• _Brief_: Please give all of the material again with "Patent image size" swapped for "Figure size" everywhere it appears, leaving everything else unchanged and the pictures out.
— BEGIN Given records —
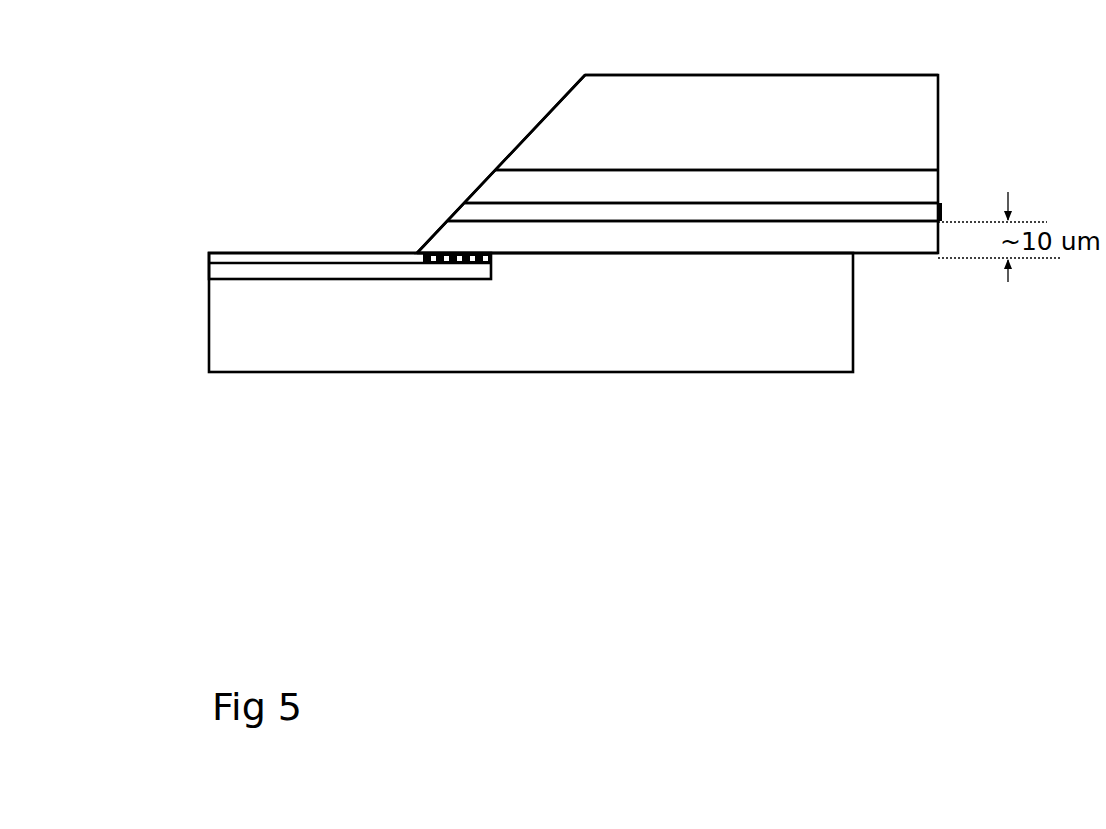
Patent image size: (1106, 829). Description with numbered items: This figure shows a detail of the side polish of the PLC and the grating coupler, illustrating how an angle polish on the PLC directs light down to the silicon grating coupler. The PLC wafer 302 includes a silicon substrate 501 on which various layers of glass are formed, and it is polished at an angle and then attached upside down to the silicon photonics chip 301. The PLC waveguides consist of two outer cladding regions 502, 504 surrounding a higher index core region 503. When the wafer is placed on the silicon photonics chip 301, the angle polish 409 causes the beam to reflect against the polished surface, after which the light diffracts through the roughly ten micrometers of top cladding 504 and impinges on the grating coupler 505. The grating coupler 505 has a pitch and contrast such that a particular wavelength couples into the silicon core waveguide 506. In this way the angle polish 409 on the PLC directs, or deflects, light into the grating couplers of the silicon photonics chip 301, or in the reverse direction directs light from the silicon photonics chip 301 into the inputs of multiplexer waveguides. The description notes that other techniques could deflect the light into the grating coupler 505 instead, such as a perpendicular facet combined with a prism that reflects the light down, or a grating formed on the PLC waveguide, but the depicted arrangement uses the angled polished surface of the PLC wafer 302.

The PLC wafer 302 is at (963, 257).
The silicon substrate 501 is at (716, 122).
The outer cladding region 502 is at (701, 189).
The core region 503 is at (695, 213).
The top cladding 504 is at (677, 237).
The angle polish 409 is at (538, 123).
The silicon photonics chip 301 is at (531, 312).
The silicon core waveguide 506 is at (312, 270).
The grating coupler 505 is at (461, 253).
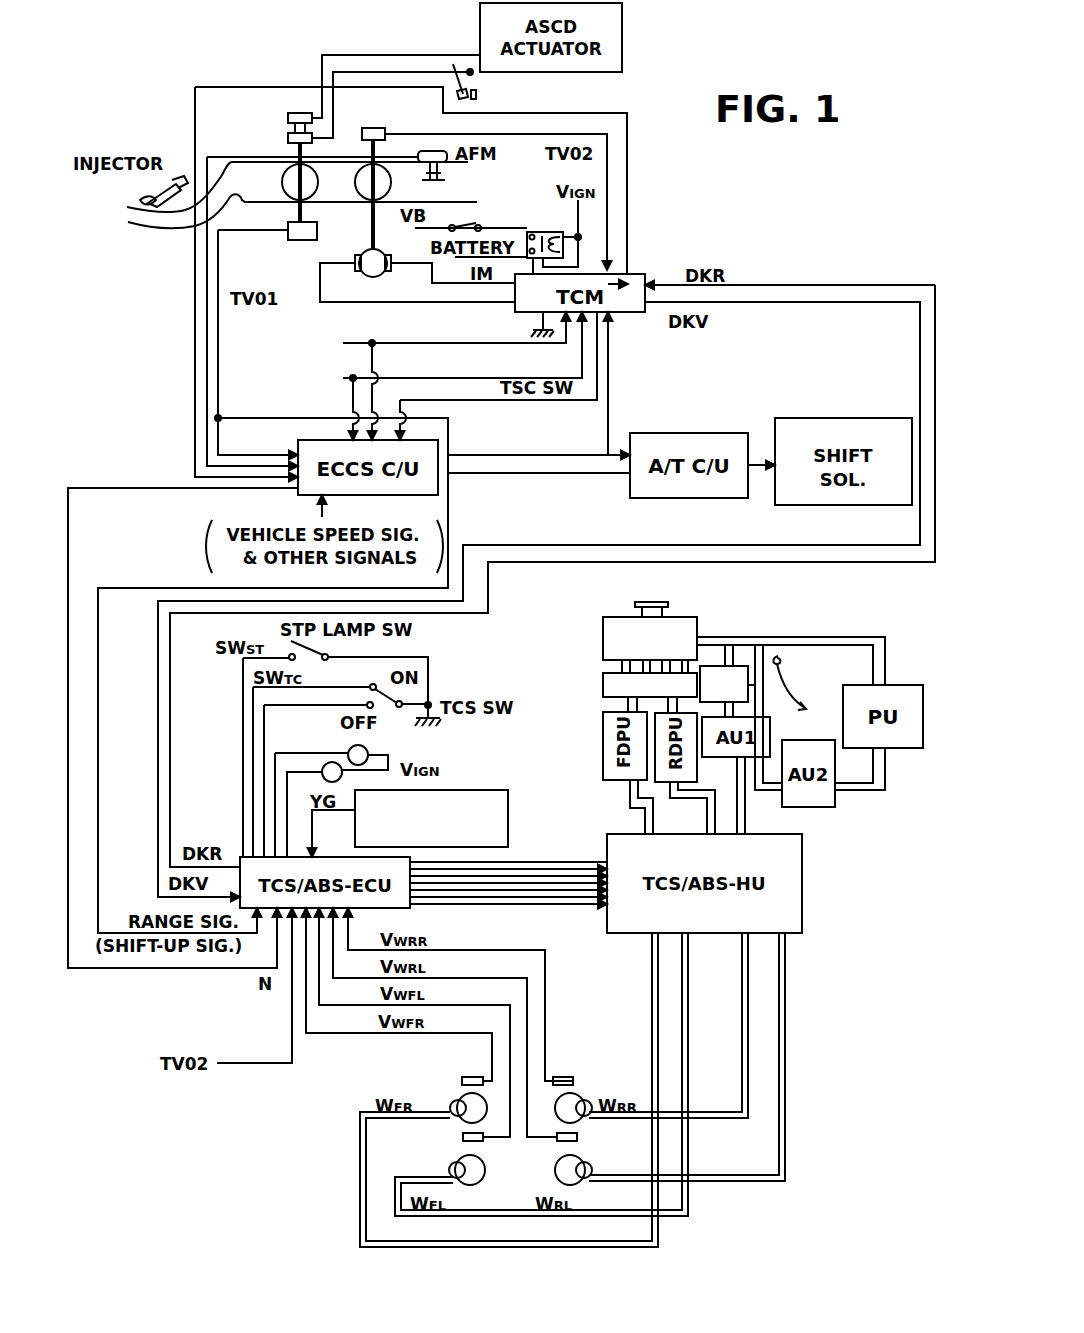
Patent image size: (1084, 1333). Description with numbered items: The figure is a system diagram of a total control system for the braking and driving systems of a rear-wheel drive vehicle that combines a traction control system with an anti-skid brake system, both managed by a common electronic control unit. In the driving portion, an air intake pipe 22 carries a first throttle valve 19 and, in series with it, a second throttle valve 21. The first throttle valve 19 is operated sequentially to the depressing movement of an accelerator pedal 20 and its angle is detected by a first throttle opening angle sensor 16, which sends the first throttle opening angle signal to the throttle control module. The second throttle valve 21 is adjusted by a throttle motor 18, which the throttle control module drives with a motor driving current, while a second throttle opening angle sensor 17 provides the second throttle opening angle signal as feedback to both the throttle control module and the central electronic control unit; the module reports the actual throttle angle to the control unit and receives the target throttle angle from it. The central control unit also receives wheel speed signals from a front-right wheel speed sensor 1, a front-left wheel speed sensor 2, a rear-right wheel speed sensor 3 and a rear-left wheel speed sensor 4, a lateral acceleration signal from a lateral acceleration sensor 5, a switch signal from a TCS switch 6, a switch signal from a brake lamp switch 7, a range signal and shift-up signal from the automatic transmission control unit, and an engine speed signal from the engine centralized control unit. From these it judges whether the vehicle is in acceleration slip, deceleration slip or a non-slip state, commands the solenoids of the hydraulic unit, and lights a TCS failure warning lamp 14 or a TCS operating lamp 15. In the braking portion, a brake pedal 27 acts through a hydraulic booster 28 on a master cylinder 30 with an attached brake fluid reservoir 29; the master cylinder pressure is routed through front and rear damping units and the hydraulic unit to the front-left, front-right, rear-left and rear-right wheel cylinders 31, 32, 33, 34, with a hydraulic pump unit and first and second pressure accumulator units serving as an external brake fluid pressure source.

The front-right wheel speed sensor 1 is at (471, 1077).
The front-left wheel speed sensor 2 is at (462, 1137).
The rear-right wheel speed sensor 3 is at (561, 1077).
The rear-left wheel speed sensor 4 is at (579, 1137).
The lateral acceleration sensor 5 is at (508, 813).
The TCS switch 6 is at (431, 694).
The brake lamp switch 7 is at (320, 668).
The TCS failure warning lamp 14 is at (350, 748).
The TCS operating lamp 15 is at (322, 774).
The first throttle opening angle sensor 16 is at (317, 230).
The second throttle opening angle sensor 17 is at (378, 128).
The throttle motor 18 is at (380, 277).
The first throttle valve 19 is at (291, 176).
The accelerator pedal 20 is at (477, 94).
The second throttle valve 21 is at (380, 218).
The air intake pipe 22 is at (268, 199).
The brake pedal 27 is at (788, 692).
The hydraulic booster 28 is at (738, 666).
The brake fluid reservoir 29 is at (603, 643).
The master cylinder 30 is at (603, 688).
The front-left wheel cylinder 31 is at (464, 1184).
The front-right wheel cylinder 32 is at (462, 1102).
The rear-left wheel cylinder 33 is at (583, 1181).
The rear-right wheel cylinder 34 is at (585, 1098).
— END Given records —
• _Written solution_:
Figure size: (1106, 829). Description with numbered items: This figure shows a detail of the side polish of the PLC and the grating coupler, illustrating how an angle polish on the PLC directs light down to the silicon grating coupler. The PLC wafer 302 includes a silicon substrate 501 on which various layers of glass are formed, and it is polished at an angle and then attached upside down to the silicon photonics chip 301. The PLC waveguides consist of two outer cladding regions 502, 504 surrounding a higher index core region 503. When the wafer is placed on the silicon photonics chip 301, the angle polish 409 causes the beam to reflect against the polished surface, after which the light diffracts through the roughly ten micrometers of top cladding 504 and impinges on the grating coupler 505. The grating coupler 505 has a pitch and contrast such that a particular wavelength couples into the silicon core waveguide 506. In this way the angle polish 409 on the PLC directs, or deflects, light into the grating couplers of the silicon photonics chip 301, or in the reverse direction directs light from the silicon photonics chip 301 into the inputs of multiplexer waveguides. The description notes that other techniques could deflect the light into the grating coupler 505 instead, such as a perpendicular facet combined with a prism that reflects the light down, or a grating formed on the PLC waveguide, but the depicted arrangement uses the angled polished surface of the PLC wafer 302.

The PLC wafer 302 is at (963, 257).
The silicon substrate 501 is at (716, 122).
The outer cladding region 502 is at (701, 189).
The core region 503 is at (695, 213).
The top cladding 504 is at (677, 237).
The angle polish 409 is at (538, 123).
The silicon photonics chip 301 is at (531, 312).
The silicon core waveguide 506 is at (312, 270).
The grating coupler 505 is at (461, 253).
Figure size: (1084, 1333). Description with numbered items: The figure is a system diagram of a total control system for the braking and driving systems of a rear-wheel drive vehicle that combines a traction control system with an anti-skid brake system, both managed by a common electronic control unit. In the driving portion, an air intake pipe 22 carries a first throttle valve 19 and, in series with it, a second throttle valve 21. The first throttle valve 19 is operated sequentially to the depressing movement of an accelerator pedal 20 and its angle is detected by a first throttle opening angle sensor 16, which sends the first throttle opening angle signal to the throttle control module. The second throttle valve 21 is adjusted by a throttle motor 18, which the throttle control module drives with a motor driving current, while a second throttle opening angle sensor 17 provides the second throttle opening angle signal as feedback to both the throttle control module and the central electronic control unit; the module reports the actual throttle angle to the control unit and receives the target throttle angle from it. The central control unit also receives wheel speed signals from a front-right wheel speed sensor 1, a front-left wheel speed sensor 2, a rear-right wheel speed sensor 3 and a rear-left wheel speed sensor 4, a lateral acceleration signal from a lateral acceleration sensor 5, a switch signal from a TCS switch 6, a switch signal from a brake lamp switch 7, a range signal and shift-up signal from the automatic transmission control unit, and an engine speed signal from the engine centralized control unit. From these it judges whether the vehicle is in acceleration slip, deceleration slip or a non-slip state, commands the solenoids of the hydraulic unit, and lights a TCS failure warning lamp 14 or a TCS operating lamp 15. In the braking portion, a brake pedal 27 acts through a hydraulic booster 28 on a master cylinder 30 with an attached brake fluid reservoir 29; the master cylinder pressure is routed through front and rear damping units and the hydraulic unit to the front-left, front-right, rear-left and rear-right wheel cylinders 31, 32, 33, 34, with a hydraulic pump unit and first and second pressure accumulator units serving as an external brake fluid pressure source.

The front-right wheel speed sensor 1 is at (471, 1077).
The front-left wheel speed sensor 2 is at (462, 1137).
The rear-right wheel speed sensor 3 is at (561, 1077).
The rear-left wheel speed sensor 4 is at (579, 1137).
The lateral acceleration sensor 5 is at (508, 813).
The TCS switch 6 is at (431, 694).
The brake lamp switch 7 is at (320, 668).
The TCS failure warning lamp 14 is at (350, 748).
The TCS operating lamp 15 is at (322, 774).
The first throttle opening angle sensor 16 is at (317, 230).
The second throttle opening angle sensor 17 is at (378, 128).
The throttle motor 18 is at (380, 277).
The first throttle valve 19 is at (291, 176).
The accelerator pedal 20 is at (477, 94).
The second throttle valve 21 is at (380, 218).
The air intake pipe 22 is at (268, 199).
The brake pedal 27 is at (788, 692).
The hydraulic booster 28 is at (738, 666).
The brake fluid reservoir 29 is at (603, 643).
The master cylinder 30 is at (603, 688).
The front-left wheel cylinder 31 is at (464, 1184).
The front-right wheel cylinder 32 is at (462, 1102).
The rear-left wheel cylinder 33 is at (583, 1181).
The rear-right wheel cylinder 34 is at (585, 1098).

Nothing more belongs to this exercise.